§ Brief
Do any lines in the data below contain "will"? If so, copy every one of them.

§ Listed records

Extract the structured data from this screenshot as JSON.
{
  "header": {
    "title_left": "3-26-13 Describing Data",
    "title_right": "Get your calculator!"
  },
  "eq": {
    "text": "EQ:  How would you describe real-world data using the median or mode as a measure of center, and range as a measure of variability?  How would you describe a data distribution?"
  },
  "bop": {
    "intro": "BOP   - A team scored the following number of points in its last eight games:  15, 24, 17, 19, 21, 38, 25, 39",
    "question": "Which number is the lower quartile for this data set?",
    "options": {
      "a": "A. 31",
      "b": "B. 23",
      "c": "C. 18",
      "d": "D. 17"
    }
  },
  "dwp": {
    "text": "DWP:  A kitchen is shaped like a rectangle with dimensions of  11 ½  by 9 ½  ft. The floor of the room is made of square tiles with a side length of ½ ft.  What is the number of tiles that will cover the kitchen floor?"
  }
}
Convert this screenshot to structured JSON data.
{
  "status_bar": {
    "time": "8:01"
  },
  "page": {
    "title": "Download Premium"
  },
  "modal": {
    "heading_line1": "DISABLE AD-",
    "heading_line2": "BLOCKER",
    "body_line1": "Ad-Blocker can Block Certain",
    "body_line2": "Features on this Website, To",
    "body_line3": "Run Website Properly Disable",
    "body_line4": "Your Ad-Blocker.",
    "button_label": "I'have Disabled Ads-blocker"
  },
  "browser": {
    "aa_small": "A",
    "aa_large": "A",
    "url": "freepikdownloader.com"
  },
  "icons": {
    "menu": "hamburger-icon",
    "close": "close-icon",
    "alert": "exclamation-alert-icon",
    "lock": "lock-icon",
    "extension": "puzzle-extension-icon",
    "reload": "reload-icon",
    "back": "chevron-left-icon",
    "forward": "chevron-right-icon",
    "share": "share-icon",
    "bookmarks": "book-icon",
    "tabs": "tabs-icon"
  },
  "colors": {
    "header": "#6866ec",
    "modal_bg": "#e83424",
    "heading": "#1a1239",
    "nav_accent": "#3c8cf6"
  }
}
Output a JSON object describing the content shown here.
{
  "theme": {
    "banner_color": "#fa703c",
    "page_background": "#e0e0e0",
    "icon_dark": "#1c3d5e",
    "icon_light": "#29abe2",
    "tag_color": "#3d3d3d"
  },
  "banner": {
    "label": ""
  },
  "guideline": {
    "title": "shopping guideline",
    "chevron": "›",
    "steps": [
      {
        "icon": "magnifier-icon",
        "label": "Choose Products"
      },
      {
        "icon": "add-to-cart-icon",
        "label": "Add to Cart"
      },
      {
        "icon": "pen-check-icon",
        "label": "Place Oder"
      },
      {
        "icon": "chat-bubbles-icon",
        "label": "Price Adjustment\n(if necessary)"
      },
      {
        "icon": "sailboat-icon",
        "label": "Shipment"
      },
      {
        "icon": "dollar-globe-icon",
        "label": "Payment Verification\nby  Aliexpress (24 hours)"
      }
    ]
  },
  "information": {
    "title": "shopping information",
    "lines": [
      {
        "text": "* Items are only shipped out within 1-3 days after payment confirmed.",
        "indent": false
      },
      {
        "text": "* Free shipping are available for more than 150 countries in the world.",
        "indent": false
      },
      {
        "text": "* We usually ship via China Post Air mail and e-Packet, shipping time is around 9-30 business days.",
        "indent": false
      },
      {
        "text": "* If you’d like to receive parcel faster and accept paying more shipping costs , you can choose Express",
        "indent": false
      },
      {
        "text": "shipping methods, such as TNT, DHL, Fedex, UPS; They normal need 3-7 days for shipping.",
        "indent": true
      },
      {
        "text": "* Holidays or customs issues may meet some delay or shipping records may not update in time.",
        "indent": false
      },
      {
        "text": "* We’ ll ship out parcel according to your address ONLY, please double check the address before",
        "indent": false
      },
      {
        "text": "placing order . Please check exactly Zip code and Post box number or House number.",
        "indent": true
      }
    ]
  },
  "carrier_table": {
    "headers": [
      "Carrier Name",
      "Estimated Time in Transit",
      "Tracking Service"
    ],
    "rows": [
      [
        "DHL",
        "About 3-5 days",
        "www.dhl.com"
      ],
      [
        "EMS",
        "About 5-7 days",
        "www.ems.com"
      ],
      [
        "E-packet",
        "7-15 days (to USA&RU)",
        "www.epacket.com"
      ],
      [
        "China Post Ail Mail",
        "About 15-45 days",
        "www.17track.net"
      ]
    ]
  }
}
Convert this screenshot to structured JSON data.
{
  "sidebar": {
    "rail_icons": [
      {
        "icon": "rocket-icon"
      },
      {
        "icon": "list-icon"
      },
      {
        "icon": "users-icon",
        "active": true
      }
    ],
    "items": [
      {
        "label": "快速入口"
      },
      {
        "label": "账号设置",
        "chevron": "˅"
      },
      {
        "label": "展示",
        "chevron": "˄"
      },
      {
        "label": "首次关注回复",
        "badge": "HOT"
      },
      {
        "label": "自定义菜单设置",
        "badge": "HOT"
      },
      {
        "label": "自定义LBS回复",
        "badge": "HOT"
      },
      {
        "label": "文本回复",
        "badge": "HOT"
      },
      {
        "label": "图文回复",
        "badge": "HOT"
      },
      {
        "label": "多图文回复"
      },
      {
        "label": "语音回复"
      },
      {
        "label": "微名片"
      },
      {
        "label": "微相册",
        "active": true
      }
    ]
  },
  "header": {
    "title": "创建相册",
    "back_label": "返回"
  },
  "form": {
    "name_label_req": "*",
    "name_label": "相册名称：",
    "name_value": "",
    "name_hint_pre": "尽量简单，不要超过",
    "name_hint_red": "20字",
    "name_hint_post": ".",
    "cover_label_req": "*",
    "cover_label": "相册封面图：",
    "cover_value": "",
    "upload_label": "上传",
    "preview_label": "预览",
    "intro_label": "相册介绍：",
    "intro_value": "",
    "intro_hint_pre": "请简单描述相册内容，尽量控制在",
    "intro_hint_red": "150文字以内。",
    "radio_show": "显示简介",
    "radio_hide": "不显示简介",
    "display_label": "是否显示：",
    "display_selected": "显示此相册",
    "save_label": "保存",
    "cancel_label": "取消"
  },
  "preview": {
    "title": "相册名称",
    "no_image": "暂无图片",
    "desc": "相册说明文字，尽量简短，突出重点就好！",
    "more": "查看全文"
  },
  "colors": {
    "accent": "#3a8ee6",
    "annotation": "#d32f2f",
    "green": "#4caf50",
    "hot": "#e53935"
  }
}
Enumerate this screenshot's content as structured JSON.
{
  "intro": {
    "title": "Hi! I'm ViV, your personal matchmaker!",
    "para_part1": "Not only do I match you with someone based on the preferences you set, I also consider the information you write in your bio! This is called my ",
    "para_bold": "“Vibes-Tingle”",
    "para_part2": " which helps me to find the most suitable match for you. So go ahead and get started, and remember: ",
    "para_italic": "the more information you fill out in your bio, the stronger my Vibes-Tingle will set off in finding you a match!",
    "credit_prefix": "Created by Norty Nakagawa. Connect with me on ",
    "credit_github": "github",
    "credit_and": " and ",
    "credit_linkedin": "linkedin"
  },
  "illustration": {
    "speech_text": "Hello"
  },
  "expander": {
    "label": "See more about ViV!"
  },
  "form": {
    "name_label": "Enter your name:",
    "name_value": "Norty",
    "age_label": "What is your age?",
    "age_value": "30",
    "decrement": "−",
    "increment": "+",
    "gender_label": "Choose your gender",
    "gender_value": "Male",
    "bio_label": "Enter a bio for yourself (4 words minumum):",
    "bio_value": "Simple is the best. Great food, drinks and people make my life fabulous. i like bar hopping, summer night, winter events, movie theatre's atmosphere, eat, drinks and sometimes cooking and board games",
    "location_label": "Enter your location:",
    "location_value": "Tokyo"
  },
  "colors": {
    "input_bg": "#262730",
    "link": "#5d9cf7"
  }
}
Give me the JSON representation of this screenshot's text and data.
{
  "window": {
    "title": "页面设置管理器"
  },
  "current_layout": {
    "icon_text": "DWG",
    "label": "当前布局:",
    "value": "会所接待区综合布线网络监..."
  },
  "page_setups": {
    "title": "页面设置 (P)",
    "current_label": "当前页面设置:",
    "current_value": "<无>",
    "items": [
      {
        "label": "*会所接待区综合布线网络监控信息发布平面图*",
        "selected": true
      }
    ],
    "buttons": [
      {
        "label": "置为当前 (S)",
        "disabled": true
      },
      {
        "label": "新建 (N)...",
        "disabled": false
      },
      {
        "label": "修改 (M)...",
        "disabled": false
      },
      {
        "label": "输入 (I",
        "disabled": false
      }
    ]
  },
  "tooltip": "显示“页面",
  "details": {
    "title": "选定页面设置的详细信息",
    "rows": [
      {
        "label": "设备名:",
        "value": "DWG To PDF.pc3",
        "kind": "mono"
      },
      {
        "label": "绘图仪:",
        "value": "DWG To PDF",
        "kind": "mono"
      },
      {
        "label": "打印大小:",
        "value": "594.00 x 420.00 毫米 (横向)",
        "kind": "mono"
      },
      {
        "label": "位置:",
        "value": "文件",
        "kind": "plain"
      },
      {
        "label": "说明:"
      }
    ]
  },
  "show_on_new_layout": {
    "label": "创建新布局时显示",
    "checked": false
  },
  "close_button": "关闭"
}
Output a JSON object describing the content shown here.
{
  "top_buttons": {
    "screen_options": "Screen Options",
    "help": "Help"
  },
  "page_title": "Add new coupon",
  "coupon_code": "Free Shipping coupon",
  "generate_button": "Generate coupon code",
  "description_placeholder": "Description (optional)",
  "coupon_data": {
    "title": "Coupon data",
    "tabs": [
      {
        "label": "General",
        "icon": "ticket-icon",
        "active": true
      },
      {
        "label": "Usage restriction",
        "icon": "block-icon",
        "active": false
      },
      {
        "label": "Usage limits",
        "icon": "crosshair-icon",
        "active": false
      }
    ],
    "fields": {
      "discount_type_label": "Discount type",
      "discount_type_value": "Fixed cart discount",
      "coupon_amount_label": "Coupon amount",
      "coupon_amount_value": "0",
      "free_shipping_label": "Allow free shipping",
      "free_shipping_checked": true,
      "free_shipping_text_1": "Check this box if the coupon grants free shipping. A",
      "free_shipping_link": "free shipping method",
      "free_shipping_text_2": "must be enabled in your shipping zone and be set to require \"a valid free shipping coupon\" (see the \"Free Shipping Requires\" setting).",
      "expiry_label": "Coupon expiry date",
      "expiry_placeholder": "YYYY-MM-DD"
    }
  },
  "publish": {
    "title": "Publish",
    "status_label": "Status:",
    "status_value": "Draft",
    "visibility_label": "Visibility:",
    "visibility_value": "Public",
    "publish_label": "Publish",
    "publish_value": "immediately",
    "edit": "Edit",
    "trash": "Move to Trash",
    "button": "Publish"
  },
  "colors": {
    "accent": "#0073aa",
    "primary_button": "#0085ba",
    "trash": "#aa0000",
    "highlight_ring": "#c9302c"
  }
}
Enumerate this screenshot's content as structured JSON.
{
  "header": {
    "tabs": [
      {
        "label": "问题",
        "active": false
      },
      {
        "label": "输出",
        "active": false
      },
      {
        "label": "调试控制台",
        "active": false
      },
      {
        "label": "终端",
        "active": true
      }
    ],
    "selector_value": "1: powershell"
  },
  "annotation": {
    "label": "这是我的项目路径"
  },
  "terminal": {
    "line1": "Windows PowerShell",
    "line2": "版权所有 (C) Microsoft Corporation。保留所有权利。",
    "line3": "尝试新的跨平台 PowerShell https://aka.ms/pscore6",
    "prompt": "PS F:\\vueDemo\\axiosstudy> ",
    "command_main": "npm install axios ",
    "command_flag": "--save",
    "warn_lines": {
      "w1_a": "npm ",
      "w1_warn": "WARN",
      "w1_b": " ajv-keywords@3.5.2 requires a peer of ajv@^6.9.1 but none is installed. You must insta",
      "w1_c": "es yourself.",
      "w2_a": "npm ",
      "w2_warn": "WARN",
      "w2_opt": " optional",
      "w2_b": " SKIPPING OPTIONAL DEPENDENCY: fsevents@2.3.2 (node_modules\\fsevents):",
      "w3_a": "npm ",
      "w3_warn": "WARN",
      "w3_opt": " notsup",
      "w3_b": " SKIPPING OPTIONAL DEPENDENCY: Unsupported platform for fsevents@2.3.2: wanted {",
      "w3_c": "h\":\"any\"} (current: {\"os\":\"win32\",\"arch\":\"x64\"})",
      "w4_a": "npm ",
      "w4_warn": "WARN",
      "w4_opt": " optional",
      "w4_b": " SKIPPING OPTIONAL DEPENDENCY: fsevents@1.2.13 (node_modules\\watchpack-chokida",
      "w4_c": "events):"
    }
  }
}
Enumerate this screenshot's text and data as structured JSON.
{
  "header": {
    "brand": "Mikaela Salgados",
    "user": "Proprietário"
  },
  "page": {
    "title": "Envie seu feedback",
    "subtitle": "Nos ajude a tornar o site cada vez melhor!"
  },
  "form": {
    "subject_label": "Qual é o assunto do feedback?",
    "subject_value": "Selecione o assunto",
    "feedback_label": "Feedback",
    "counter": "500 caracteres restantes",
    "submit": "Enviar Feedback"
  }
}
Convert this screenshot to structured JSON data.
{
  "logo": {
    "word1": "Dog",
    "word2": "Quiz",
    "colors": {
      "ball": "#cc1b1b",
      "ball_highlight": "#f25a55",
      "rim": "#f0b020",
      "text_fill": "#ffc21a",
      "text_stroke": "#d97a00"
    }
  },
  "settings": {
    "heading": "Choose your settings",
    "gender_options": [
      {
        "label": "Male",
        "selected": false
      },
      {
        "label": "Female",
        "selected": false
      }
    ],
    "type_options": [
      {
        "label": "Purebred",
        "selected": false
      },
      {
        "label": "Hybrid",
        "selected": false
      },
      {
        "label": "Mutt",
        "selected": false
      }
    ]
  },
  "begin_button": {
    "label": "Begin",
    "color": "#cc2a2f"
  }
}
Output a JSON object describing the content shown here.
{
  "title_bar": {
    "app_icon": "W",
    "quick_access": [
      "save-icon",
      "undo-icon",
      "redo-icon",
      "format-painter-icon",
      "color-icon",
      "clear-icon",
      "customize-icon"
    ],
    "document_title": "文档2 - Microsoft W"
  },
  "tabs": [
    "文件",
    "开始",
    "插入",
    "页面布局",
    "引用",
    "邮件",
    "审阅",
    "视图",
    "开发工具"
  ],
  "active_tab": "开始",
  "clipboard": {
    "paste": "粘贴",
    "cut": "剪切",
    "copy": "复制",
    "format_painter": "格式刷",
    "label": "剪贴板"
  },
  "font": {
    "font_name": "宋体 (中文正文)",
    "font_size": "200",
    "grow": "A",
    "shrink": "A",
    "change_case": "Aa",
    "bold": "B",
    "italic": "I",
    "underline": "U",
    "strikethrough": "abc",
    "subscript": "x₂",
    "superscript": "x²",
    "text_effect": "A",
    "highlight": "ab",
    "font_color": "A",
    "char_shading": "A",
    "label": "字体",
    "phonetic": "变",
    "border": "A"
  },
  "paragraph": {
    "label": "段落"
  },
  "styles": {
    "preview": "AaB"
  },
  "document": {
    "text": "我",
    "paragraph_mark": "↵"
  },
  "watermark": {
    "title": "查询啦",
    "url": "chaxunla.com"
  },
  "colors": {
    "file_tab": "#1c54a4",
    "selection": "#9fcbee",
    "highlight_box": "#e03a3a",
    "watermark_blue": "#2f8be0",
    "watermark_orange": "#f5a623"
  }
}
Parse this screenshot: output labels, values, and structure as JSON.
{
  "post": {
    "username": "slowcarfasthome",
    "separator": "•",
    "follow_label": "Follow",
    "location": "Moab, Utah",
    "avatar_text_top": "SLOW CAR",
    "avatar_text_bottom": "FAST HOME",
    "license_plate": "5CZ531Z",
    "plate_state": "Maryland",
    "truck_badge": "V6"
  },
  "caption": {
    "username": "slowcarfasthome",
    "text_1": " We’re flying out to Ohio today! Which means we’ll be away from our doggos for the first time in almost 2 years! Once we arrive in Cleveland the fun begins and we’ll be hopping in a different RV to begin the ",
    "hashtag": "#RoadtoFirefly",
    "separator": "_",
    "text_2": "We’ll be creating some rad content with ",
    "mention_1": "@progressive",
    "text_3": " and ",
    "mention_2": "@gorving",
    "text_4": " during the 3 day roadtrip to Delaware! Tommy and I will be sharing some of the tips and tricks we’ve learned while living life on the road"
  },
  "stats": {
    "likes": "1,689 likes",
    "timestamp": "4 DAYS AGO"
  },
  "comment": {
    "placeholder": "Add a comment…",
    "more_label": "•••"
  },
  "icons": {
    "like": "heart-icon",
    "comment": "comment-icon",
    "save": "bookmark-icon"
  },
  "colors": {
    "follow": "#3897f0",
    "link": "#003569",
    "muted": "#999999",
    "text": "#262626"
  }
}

§ Response to the exercise
    "text": "DWP:  A kitchen is shaped like a rectangle with dimensions of  11 ½  by 9 ½  ft. The floor of the room is made of square tiles with a side length of ½ ft.  What is the number of tiles that will cover the kitchen floor?"
    "para_italic": "the more information you fill out in your bio, the stronger my Vibes-Tingle will set off in finding you a match!",
    "text_4": " during the 3 day roadtrip to Delaware! Tommy and I will be sharing some of the tips and tricks we’ve learned while living life on the road"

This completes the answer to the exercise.